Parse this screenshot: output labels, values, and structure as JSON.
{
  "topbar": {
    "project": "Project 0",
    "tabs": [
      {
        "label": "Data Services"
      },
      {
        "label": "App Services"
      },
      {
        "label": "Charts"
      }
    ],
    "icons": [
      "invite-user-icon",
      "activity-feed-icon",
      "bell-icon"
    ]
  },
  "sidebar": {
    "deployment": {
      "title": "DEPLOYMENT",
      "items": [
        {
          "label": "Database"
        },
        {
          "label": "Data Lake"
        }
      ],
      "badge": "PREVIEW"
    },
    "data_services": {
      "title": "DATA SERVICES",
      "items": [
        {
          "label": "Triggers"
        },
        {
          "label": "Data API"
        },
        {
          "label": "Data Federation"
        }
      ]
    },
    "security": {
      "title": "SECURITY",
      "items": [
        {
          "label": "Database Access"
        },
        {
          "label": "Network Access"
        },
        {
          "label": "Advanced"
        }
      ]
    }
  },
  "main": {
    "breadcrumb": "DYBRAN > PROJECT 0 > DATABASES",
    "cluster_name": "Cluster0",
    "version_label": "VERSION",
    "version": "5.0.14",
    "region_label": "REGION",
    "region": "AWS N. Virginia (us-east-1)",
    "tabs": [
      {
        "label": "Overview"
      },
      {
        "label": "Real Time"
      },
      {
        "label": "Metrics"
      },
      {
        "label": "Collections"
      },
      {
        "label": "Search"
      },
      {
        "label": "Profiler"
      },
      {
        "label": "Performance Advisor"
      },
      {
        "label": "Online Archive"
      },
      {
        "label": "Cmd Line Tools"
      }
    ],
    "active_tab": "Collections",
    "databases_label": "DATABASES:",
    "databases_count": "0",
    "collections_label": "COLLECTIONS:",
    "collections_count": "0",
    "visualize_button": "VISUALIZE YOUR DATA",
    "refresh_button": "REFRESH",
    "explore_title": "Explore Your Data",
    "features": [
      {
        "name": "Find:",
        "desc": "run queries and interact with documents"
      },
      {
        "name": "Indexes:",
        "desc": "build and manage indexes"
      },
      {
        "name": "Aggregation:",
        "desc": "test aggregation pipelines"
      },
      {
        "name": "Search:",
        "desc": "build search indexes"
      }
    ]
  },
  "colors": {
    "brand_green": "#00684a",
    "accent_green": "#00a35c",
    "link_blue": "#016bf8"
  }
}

Your goal: Copy the data above exactly. Every line must be included.

Exercise solution:
Parse this screenshot: output labels, values, and structure as JSON.
{
  "topbar": {
    "project": "Project 0",
    "tabs": [
      {
        "label": "Data Services"
      },
      {
        "label": "App Services"
      },
      {
        "label": "Charts"
      }
    ],
    "icons": [
      "invite-user-icon",
      "activity-feed-icon",
      "bell-icon"
    ]
  },
  "sidebar": {
    "deployment": {
      "title": "DEPLOYMENT",
      "items": [
        {
          "label": "Database"
        },
        {
          "label": "Data Lake"
        }
      ],
      "badge": "PREVIEW"
    },
    "data_services": {
      "title": "DATA SERVICES",
      "items": [
        {
          "label": "Triggers"
        },
        {
          "label": "Data API"
        },
        {
          "label": "Data Federation"
        }
      ]
    },
    "security": {
      "title": "SECURITY",
      "items": [
        {
          "label": "Database Access"
        },
        {
          "label": "Network Access"
        },
        {
          "label": "Advanced"
        }
      ]
    }
  },
  "main": {
    "breadcrumb": "DYBRAN > PROJECT 0 > DATABASES",
    "cluster_name": "Cluster0",
    "version_label": "VERSION",
    "version": "5.0.14",
    "region_label": "REGION",
    "region": "AWS N. Virginia (us-east-1)",
    "tabs": [
      {
        "label": "Overview"
      },
      {
        "label": "Real Time"
      },
      {
        "label": "Metrics"
      },
      {
        "label": "Collections"
      },
      {
        "label": "Search"
      },
      {
        "label": "Profiler"
      },
      {
        "label": "Performance Advisor"
      },
      {
        "label": "Online Archive"
      },
      {
        "label": "Cmd Line Tools"
      }
    ],
    "active_tab": "Collections",
    "databases_label": "DATABASES:",
    "databases_count": "0",
    "collections_label": "COLLECTIONS:",
    "collections_count": "0",
    "visualize_button": "VISUALIZE YOUR DATA",
    "refresh_button": "REFRESH",
    "explore_title": "Explore Your Data",
    "features": [
      {
        "name": "Find:",
        "desc": "run queries and interact with documents"
      },
      {
        "name": "Indexes:",
        "desc": "build and manage indexes"
      },
      {
        "name": "Aggregation:",
        "desc": "test aggregation pipelines"
      },
      {
        "name": "Search:",
        "desc": "build search indexes"
      }
    ]
  },
  "colors": {
    "brand_green": "#00684a",
    "accent_green": "#00a35c",
    "link_blue": "#016bf8"
  }
}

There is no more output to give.